==== Seitenauszug
Dienstag, 20. August 2013

Rezension: Snowdonia von Lookout und Interview mit Tony Boydell

Nur rauf!

Was habe ich nicht schon alles vergessen ... Die ganz alten Geschichten allerdings nicht, die bleiben, weil ich sie immer wieder erzähle. Nur vergesse ich schnell wieder, wem ich was schon erzählt habe. Ihnen noch nichts, oder?! … Wissen Sie eigentlich, wo es den besten Kaffee gibt? Und wie viele Buchstaben der längste Ortsname der Welt hat? Ich weiß es, sogar von einem, der Llanfairpwllgwyngyllgogerychwyrndrobwllllantysiliogogogoch ohne zu stocken aussprechen kann. Der pensionierte Kanadier aus Wales hat mir in der Zahnradbahn gegenüber gesessen. Er auf der besseren Seite, hatte den Gipfel des Snowdon im Blick, ich blickte talwärts und musste mich an jeder größeren Steigung in den Sitz stemmen. Wäre ihm sonst womöglich noch entgegen gefallen. Wie im Spiel ging's für mich und meine Familie nur rauf. Bis zur Gipfelstation. Und oben war sogar klare Sicht.
========
==== Bereitgestellte Daten
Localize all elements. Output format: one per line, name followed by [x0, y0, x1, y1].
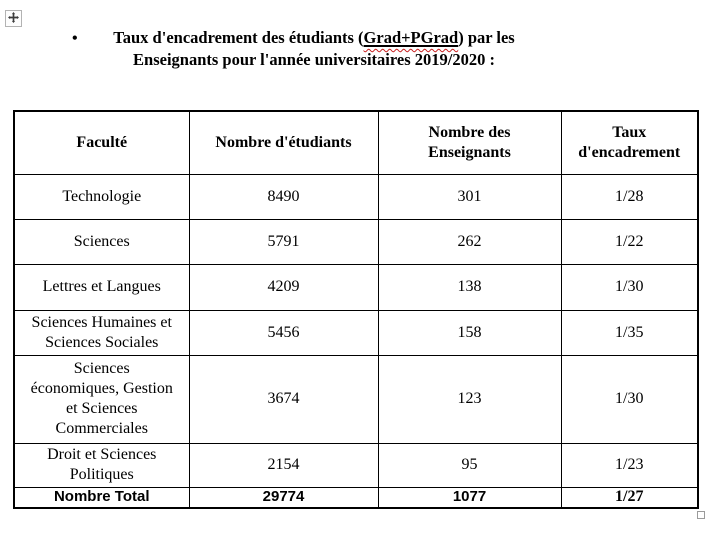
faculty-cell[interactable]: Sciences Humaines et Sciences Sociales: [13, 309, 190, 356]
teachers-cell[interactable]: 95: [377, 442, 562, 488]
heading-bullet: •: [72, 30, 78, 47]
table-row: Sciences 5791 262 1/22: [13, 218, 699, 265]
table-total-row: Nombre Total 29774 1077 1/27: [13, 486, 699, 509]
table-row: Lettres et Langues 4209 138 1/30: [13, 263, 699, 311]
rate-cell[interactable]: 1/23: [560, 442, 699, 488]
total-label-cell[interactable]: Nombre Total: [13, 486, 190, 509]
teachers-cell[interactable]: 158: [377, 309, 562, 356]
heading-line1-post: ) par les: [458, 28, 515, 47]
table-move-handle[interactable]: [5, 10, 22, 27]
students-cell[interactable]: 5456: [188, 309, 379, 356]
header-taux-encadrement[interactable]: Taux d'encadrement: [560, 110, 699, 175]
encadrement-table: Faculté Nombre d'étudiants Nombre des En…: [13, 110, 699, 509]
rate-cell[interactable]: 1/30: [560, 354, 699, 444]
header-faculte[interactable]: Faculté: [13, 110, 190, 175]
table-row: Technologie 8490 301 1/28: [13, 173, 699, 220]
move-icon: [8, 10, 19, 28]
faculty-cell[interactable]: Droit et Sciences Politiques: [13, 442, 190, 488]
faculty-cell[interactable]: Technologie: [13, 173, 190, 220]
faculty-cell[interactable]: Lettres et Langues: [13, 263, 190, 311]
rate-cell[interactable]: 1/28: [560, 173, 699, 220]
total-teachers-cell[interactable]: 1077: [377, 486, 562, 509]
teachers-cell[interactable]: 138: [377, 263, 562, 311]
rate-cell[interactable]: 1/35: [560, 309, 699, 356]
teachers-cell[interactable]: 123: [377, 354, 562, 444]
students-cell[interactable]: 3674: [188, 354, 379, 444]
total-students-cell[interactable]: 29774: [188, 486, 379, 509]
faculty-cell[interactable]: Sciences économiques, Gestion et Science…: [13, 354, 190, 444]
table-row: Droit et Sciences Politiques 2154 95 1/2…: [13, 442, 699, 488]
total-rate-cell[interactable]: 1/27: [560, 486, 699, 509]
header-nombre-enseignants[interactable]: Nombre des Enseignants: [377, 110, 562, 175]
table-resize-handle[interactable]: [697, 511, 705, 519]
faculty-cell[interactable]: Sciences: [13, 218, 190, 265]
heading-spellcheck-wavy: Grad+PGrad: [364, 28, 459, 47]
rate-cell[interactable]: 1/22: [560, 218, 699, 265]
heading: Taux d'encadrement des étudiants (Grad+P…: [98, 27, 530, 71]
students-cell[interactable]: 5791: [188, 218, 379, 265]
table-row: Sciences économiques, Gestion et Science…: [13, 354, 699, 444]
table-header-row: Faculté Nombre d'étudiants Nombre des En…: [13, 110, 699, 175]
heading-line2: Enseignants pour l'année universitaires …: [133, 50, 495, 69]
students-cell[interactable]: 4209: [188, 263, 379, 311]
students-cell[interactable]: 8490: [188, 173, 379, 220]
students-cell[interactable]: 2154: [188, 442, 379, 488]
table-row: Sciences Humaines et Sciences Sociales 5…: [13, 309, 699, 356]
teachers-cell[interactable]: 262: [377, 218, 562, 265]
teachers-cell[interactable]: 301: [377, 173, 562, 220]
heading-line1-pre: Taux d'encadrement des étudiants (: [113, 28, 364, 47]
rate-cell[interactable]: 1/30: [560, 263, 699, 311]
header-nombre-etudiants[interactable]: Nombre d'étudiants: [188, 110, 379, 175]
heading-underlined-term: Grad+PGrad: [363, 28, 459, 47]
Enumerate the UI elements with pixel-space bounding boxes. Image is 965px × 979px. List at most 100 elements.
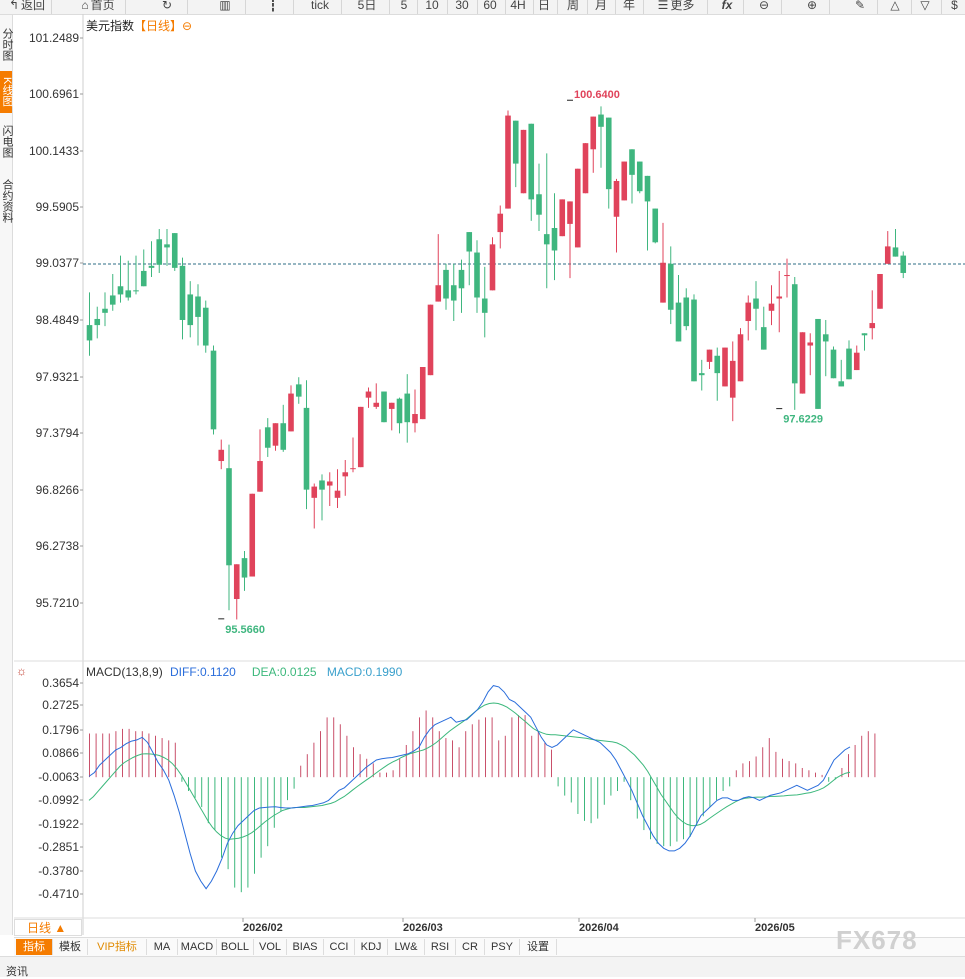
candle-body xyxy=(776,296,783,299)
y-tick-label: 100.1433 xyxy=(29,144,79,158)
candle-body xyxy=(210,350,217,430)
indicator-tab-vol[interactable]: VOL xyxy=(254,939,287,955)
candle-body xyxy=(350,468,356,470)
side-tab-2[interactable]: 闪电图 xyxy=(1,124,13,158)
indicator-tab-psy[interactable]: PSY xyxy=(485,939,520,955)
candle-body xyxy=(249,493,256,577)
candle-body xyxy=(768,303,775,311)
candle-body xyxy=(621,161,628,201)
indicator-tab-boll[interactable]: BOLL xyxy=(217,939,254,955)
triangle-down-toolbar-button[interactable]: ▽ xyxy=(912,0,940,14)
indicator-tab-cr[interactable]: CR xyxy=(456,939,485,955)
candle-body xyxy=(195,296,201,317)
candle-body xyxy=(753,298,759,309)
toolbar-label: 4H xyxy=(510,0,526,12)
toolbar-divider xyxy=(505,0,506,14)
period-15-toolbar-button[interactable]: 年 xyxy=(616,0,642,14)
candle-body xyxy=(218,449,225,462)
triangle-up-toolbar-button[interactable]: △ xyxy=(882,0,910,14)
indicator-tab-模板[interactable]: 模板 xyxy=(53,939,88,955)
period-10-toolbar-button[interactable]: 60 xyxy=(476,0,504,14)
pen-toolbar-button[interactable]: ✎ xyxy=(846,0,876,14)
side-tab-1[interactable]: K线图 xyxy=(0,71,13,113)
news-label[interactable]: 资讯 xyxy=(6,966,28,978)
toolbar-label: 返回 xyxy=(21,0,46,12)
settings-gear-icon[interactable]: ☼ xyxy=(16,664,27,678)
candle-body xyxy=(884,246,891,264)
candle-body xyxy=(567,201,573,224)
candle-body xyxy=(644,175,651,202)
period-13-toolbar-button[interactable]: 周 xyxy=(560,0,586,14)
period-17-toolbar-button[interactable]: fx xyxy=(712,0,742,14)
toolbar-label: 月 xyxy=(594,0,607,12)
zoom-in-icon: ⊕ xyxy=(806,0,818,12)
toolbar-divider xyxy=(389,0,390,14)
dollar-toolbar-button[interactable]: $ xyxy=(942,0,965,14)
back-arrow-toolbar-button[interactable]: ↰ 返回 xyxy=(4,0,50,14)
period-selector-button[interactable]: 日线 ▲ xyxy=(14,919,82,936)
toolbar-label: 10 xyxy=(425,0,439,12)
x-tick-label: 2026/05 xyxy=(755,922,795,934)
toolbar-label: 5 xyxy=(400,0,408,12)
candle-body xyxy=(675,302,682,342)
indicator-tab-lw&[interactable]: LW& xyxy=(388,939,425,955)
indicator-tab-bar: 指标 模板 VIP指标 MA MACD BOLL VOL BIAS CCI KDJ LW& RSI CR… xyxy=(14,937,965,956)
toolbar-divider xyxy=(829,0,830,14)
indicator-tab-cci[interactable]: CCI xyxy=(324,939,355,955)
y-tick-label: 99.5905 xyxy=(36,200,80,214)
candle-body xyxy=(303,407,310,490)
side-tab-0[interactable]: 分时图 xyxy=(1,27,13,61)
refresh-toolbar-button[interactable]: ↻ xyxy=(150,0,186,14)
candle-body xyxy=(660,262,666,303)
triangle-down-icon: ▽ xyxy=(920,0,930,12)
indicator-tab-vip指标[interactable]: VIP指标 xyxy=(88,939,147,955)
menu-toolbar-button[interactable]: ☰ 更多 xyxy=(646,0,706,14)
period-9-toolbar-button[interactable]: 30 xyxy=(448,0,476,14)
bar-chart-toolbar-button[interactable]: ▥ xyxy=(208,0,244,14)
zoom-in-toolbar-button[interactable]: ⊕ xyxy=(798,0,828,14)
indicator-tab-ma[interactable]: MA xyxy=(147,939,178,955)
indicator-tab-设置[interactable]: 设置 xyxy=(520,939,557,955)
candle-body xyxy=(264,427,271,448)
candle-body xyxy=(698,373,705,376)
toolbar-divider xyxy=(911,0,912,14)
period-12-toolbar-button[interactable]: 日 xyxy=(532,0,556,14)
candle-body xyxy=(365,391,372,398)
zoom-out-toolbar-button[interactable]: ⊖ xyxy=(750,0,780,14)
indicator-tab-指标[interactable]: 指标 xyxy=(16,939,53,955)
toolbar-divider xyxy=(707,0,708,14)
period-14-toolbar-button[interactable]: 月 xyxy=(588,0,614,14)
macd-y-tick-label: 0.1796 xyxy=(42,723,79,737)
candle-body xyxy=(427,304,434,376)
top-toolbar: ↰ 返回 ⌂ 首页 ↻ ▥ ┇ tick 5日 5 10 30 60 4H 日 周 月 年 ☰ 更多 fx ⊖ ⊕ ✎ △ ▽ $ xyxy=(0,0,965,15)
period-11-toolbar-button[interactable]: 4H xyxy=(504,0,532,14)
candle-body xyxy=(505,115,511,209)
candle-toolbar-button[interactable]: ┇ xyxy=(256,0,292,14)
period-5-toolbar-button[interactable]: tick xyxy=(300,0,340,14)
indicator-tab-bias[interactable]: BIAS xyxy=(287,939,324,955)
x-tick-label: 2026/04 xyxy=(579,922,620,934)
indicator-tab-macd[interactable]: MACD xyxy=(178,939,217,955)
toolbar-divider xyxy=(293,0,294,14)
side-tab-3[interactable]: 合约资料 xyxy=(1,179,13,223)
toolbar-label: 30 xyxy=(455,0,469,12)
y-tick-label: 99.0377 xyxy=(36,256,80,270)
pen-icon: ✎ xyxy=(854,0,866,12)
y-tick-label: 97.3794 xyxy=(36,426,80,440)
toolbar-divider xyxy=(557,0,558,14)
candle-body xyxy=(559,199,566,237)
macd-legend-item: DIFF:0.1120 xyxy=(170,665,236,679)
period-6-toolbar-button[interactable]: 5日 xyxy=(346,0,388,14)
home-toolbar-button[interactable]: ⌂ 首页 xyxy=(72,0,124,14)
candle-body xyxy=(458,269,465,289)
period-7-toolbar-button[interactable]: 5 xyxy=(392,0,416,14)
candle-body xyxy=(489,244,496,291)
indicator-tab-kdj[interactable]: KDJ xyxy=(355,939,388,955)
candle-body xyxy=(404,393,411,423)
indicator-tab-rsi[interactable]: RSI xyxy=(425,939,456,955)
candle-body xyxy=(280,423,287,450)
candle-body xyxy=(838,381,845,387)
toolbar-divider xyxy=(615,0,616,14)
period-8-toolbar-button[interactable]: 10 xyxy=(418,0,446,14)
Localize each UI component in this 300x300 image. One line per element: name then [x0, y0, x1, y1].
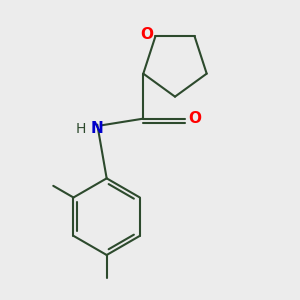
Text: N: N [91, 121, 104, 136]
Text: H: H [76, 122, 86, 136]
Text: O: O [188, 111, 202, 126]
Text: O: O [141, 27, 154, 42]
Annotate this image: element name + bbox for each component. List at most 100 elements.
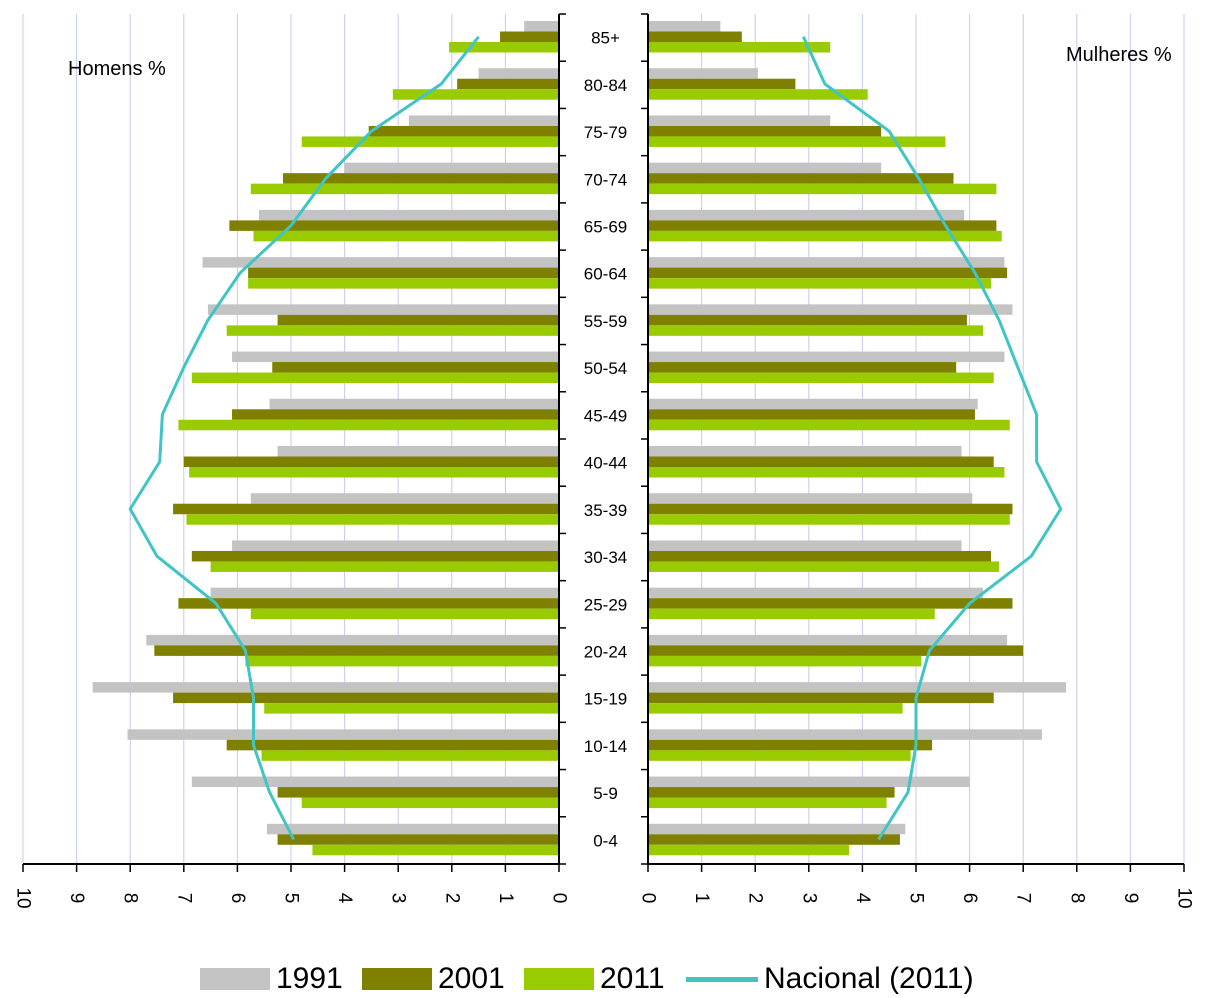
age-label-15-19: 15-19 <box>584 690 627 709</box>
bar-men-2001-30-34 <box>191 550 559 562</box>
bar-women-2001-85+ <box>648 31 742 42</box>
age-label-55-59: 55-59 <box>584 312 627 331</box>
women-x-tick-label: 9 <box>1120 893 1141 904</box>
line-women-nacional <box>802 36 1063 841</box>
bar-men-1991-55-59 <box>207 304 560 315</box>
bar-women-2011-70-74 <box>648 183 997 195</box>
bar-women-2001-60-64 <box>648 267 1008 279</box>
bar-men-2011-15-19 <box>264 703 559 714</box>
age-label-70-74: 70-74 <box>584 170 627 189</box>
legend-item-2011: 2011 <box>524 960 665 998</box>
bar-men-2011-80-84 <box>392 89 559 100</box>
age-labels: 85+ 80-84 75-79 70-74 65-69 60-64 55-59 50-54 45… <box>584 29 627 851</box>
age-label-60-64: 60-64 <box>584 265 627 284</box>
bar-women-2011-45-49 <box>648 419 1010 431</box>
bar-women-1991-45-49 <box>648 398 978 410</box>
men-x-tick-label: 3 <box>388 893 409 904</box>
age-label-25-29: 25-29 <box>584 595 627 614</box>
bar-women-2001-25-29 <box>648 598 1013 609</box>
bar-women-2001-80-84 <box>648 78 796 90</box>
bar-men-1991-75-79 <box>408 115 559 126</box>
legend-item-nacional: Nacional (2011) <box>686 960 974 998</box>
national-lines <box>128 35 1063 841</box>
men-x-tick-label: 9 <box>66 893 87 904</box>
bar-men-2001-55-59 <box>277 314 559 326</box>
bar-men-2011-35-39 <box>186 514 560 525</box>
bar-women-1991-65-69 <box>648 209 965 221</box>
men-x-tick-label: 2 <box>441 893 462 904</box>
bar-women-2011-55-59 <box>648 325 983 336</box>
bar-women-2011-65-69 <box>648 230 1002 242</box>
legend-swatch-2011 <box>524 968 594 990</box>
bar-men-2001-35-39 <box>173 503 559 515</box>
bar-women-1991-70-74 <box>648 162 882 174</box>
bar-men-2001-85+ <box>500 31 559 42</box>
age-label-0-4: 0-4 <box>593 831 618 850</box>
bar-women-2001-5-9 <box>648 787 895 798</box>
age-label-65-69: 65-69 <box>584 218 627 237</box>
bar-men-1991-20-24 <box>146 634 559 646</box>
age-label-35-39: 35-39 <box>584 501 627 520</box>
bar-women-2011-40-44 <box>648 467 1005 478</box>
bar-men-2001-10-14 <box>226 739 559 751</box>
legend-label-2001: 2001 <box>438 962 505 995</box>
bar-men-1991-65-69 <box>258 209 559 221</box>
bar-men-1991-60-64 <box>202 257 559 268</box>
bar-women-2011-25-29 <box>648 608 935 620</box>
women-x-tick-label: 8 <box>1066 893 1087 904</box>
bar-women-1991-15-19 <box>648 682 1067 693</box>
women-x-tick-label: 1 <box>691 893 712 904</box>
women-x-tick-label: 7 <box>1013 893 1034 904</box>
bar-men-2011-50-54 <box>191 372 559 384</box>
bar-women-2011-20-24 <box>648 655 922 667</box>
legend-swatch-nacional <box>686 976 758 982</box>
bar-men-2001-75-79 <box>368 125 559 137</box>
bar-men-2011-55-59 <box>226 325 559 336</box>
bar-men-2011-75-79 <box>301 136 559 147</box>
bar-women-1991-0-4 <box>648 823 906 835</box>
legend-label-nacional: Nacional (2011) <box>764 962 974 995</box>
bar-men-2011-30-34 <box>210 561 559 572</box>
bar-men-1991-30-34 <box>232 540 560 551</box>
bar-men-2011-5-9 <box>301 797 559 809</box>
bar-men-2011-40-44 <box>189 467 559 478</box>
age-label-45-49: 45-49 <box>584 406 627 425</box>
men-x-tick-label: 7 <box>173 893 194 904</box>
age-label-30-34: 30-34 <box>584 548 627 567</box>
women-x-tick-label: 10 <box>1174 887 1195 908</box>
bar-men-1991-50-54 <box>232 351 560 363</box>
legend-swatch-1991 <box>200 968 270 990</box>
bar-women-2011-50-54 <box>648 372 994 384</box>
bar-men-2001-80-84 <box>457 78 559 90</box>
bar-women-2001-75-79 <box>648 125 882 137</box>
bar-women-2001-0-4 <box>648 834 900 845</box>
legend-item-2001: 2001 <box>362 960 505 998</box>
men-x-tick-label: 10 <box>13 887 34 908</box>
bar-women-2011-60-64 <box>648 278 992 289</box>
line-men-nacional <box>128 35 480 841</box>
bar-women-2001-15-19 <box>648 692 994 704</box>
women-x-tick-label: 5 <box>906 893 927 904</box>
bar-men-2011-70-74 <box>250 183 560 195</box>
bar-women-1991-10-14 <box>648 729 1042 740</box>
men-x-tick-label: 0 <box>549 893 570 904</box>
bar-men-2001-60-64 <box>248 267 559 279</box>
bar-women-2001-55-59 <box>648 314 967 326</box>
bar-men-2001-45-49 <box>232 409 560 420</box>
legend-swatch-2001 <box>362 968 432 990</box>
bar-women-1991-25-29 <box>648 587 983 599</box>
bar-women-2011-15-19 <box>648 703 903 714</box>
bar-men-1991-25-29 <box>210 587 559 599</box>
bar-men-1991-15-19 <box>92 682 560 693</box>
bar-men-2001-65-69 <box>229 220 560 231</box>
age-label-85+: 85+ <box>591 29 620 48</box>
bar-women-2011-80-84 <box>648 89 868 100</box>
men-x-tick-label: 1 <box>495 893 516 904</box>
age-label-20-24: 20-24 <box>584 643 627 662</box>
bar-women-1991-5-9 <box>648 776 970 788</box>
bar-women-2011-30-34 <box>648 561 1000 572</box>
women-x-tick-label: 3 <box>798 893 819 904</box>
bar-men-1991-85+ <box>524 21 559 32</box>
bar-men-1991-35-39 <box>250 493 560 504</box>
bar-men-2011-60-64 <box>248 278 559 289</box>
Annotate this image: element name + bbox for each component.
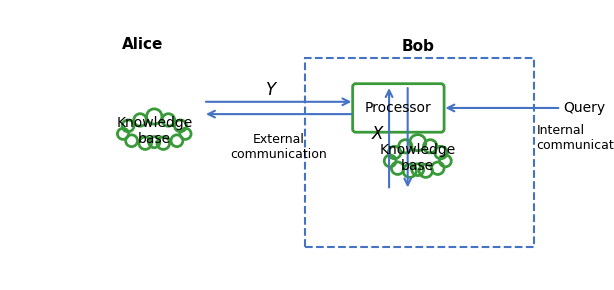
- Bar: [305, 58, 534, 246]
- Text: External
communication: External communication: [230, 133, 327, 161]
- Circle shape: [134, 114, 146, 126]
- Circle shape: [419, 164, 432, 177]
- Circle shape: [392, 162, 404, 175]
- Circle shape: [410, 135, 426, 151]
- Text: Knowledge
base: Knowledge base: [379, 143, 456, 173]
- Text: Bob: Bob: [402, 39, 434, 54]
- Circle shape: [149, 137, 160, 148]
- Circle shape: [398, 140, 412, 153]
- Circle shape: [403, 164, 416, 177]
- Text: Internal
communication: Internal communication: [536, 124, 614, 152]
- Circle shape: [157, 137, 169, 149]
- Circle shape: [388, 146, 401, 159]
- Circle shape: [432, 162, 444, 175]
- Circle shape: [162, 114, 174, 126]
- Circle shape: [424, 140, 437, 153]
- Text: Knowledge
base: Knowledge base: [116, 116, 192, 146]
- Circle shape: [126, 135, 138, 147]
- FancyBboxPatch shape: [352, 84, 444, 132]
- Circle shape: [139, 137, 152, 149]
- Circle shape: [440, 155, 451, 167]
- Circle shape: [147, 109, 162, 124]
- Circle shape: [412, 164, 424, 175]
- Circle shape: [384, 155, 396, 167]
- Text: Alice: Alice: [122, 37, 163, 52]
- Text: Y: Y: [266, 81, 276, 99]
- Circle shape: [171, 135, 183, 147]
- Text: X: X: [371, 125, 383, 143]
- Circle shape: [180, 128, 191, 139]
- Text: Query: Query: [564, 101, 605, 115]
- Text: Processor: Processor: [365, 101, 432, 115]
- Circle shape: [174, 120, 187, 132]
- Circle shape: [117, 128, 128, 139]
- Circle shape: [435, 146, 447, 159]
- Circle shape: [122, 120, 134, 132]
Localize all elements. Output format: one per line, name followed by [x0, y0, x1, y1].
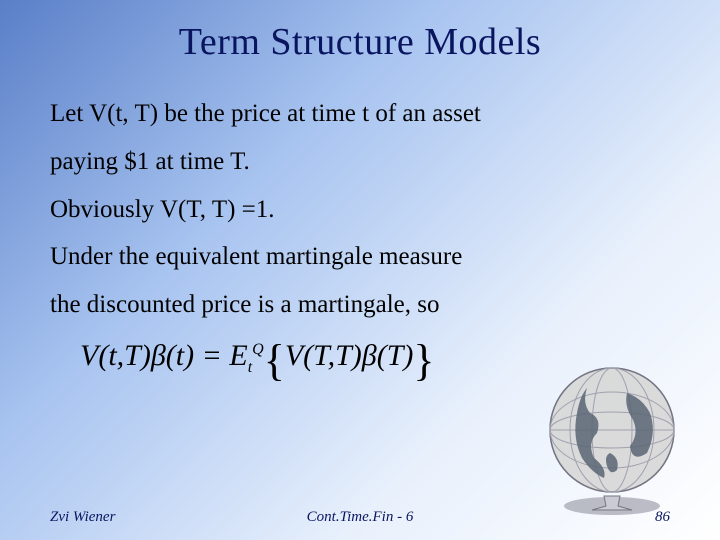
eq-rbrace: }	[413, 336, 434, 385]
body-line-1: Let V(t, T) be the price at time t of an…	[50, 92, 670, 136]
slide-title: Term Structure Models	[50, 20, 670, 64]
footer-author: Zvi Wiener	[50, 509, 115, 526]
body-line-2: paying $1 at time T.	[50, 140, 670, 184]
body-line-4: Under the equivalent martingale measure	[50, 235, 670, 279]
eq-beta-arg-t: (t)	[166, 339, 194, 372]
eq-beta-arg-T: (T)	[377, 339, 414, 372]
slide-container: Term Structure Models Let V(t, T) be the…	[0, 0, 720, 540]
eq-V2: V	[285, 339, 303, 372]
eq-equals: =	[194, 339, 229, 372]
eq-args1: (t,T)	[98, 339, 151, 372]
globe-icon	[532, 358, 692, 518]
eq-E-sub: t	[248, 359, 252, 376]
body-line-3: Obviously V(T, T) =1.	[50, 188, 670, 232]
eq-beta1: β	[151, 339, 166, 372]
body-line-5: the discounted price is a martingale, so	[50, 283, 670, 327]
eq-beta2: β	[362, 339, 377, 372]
========
:: Erforderliche Schritte ::
[a] Bitte gib den Seitenauszug alles von „Was habe ich“ bis hinunter zu „sogar klare Sicht.“ erneut wieder und ersetze dabei „Zahnradbahn“ durch „Bergbahn“.
[b] Stimmen die folgenden Aussagen mit dem Seitenauszug überein? Beantworte jede mit Ja oder Nein und zitiere die entscheidenden Worte wörtlich. (i) Wer den längsten Ortsnamen ohne Stocken aussprechen kann, ist ein pensionierter Kanadier aus Wales. (ii) Die Ich-Person hatte während der Fahrt den Gipfel des Snowdon im Blick. (iii) An der Gipfelstation war die Sicht schlecht.
Die Auflistungen stehen in keinem Zusammenhang mit dem Seitenauszug.

:: Antworten je Aufgabe ::
[a]
Was habe ich nicht schon alles vergessen ... Die ganz alten Geschichten allerdings nicht, die bleiben, weil ich sie immer wieder erzähle. Nur vergesse ich schnell wieder, wem ich was schon erzählt habe. Ihnen noch nichts, oder?! … Wissen Sie eigentlich, wo es den besten Kaffee gibt? Und wie viele Buchstaben der längste Ortsname der Welt hat? Ich weiß es, sogar von einem, der Llanfairpwllgwyngyllgogerychwyrndrobwllllantysiliogogogoch ohne zu stocken aussprechen kann. Der pensionierte Kanadier aus Wales hat mir in der Bergbahn gegenüber gesessen. Er auf der besseren Seite, hatte den Gipfel des Snowdon im Blick, ich blickte talwärts und musste mich an jeder größeren Steigung in den Sitz stemmen. Wäre ihm sonst womöglich noch entgegen gefallen. Wie im Spiel ging's für mich und meine Familie nur rauf. Bis zur Gipfelstation. Und oben war sogar klare Sicht.

[b]
(i) Ja: „Der pensionierte Kanadier aus Wales hat mir in der Zahnradbahn gegenüber gesessen.“
(ii) Nein: „ich blickte talwärts“
(iii) Nein: „Und oben war sogar klare Sicht.“